[Begin Information supplied]

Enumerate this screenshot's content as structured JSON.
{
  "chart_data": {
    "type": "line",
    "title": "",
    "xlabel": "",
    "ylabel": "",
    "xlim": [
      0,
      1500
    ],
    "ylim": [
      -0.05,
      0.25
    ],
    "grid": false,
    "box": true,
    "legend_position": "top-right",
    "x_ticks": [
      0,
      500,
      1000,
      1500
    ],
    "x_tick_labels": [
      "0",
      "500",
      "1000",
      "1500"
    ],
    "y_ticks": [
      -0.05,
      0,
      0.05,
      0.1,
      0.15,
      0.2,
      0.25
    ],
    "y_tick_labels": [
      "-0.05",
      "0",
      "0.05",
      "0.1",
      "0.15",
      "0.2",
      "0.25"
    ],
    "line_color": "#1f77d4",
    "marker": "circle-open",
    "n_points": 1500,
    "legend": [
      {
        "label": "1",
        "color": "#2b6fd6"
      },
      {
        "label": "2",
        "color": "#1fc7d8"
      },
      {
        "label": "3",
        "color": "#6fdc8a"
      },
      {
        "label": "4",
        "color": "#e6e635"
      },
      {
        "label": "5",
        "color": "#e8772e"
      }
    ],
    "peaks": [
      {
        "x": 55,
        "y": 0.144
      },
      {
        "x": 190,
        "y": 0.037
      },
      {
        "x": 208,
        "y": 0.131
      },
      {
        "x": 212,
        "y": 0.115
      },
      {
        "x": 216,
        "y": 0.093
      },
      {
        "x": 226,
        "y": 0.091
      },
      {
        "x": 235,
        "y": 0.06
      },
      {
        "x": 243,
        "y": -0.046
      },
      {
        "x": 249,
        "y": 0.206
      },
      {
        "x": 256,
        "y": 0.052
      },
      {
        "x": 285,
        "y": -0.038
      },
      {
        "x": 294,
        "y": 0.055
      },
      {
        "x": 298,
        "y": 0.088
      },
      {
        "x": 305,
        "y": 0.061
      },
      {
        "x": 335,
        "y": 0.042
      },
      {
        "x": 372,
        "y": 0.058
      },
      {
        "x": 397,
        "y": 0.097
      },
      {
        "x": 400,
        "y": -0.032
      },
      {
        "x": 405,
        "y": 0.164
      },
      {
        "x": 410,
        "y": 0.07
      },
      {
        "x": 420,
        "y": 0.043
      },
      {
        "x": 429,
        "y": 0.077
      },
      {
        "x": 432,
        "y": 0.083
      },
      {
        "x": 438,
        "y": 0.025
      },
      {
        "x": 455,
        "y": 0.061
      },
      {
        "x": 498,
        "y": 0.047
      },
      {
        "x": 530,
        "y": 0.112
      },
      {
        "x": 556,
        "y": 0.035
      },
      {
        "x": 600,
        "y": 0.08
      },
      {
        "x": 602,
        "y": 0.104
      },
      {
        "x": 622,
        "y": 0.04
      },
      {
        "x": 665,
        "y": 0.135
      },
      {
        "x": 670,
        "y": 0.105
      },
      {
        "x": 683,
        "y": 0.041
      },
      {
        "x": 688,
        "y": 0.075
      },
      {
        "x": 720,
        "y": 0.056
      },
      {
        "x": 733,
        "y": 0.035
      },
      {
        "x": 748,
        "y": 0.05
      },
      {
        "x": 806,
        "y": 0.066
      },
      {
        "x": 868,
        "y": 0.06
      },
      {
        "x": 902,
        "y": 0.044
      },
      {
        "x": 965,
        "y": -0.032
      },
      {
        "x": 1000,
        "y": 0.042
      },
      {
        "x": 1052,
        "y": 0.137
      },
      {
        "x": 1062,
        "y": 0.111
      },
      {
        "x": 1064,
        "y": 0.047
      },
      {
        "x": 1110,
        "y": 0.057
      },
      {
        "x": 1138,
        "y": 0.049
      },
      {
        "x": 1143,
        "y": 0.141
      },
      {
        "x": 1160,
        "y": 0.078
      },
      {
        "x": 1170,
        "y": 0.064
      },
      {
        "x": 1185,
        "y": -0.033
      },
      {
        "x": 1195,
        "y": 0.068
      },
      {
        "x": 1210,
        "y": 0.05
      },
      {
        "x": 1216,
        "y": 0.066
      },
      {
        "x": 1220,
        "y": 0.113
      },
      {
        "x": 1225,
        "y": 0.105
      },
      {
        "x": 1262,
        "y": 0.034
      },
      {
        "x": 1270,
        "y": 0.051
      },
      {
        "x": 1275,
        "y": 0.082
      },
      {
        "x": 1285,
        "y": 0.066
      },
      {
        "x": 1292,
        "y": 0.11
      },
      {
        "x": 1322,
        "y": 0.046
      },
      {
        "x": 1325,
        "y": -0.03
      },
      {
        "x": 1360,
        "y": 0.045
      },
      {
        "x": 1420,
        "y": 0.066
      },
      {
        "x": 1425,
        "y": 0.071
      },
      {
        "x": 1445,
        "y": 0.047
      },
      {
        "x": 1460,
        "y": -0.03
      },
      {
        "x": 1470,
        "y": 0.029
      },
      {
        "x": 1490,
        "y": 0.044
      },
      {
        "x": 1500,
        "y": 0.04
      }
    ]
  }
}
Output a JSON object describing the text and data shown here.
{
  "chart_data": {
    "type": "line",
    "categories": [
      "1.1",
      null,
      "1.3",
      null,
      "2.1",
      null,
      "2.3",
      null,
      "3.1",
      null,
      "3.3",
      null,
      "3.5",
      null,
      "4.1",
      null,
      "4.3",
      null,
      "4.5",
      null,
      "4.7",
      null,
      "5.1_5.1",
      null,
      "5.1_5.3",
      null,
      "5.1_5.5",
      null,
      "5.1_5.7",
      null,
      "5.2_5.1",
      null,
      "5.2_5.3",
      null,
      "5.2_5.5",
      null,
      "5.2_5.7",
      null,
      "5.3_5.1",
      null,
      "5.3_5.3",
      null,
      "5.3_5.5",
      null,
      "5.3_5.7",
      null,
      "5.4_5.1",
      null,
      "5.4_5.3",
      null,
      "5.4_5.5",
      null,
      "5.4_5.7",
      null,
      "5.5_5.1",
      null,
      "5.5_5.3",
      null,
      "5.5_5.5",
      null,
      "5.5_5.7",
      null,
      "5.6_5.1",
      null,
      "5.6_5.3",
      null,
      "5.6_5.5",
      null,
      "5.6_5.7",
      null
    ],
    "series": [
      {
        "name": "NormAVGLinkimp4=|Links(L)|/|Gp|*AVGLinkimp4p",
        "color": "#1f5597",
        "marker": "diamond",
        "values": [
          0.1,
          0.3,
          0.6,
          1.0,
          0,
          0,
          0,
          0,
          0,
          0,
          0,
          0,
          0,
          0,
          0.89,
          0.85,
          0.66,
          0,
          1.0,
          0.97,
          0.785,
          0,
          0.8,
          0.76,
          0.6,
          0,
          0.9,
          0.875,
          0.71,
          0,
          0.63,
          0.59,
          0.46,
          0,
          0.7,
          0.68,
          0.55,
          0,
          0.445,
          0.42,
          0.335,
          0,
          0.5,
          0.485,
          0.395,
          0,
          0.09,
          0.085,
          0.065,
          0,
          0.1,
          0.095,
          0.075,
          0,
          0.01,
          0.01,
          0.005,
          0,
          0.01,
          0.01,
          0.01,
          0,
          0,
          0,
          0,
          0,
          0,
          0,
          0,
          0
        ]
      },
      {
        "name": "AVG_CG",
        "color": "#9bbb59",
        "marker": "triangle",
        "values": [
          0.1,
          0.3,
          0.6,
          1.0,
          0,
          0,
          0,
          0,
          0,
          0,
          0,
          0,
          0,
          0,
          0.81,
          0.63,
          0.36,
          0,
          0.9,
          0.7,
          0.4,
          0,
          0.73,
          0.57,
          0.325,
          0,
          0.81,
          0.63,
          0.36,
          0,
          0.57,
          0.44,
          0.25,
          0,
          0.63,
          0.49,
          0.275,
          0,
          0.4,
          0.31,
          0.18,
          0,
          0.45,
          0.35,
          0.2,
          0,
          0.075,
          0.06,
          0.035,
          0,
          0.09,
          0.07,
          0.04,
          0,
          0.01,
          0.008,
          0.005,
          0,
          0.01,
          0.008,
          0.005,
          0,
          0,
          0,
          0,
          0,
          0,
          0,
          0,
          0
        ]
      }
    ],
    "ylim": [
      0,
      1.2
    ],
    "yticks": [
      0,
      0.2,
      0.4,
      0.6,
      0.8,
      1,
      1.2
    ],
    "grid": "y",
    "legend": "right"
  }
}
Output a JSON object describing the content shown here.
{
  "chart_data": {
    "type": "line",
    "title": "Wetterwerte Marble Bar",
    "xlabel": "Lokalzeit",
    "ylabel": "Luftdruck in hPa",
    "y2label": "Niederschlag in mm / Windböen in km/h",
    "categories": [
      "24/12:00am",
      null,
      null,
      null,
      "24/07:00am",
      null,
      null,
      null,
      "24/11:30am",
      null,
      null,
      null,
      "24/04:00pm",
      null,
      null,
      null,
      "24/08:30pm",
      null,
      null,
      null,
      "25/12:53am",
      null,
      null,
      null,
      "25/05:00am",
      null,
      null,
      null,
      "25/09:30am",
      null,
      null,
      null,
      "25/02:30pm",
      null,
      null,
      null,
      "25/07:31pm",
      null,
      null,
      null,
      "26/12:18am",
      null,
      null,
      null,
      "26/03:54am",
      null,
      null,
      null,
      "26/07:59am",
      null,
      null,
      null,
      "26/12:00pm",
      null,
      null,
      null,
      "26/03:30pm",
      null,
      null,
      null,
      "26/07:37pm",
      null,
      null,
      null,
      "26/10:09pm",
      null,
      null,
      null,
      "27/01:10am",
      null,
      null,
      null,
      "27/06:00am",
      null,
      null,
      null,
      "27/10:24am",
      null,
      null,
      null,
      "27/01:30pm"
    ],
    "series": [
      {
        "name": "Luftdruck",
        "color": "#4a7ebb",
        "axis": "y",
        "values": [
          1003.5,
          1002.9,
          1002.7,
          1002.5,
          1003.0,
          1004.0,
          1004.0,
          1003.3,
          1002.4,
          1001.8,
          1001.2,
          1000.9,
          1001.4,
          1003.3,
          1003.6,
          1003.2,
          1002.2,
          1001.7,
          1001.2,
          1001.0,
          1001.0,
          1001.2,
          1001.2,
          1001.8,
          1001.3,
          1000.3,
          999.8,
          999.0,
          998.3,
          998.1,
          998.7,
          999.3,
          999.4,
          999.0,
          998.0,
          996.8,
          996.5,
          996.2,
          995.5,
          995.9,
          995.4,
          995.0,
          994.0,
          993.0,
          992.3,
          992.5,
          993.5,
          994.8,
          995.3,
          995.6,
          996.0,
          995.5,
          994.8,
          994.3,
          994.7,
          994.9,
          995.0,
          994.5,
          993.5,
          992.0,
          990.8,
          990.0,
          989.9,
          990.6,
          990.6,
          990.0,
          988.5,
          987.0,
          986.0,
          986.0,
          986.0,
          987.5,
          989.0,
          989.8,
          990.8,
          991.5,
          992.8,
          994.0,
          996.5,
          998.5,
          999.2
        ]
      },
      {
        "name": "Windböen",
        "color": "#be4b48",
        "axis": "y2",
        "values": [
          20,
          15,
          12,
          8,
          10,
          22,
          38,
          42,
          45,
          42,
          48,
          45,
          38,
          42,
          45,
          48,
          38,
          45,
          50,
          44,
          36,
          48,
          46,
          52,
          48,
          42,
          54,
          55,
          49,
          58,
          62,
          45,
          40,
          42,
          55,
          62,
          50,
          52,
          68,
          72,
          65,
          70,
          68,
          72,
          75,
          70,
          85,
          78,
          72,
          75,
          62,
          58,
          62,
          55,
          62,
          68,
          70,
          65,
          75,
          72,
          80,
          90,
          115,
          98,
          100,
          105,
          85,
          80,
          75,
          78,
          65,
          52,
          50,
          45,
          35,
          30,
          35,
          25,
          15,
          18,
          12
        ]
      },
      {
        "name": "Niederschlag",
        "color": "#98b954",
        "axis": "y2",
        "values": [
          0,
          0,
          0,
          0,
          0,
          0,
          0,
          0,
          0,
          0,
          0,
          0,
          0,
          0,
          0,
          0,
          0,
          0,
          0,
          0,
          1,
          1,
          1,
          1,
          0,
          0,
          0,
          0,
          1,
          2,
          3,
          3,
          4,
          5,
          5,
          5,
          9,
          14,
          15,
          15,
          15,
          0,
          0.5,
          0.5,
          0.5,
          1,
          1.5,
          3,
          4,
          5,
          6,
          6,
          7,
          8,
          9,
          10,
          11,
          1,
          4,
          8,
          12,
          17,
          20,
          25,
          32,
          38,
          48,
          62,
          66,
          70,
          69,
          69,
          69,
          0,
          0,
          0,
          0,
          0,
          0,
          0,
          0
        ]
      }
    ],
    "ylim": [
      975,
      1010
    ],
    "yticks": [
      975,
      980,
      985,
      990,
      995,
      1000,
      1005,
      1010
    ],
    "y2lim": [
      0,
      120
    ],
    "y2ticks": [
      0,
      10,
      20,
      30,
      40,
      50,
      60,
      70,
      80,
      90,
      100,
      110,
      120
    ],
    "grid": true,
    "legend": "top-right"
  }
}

[End Information supplied]

Given instruction: Filter the entries and copy out every line with the word "Niederschlag".

The answer:
    "y2label": "Niederschlag in mm / Windböen in km/h",
        "name": "Niederschlag",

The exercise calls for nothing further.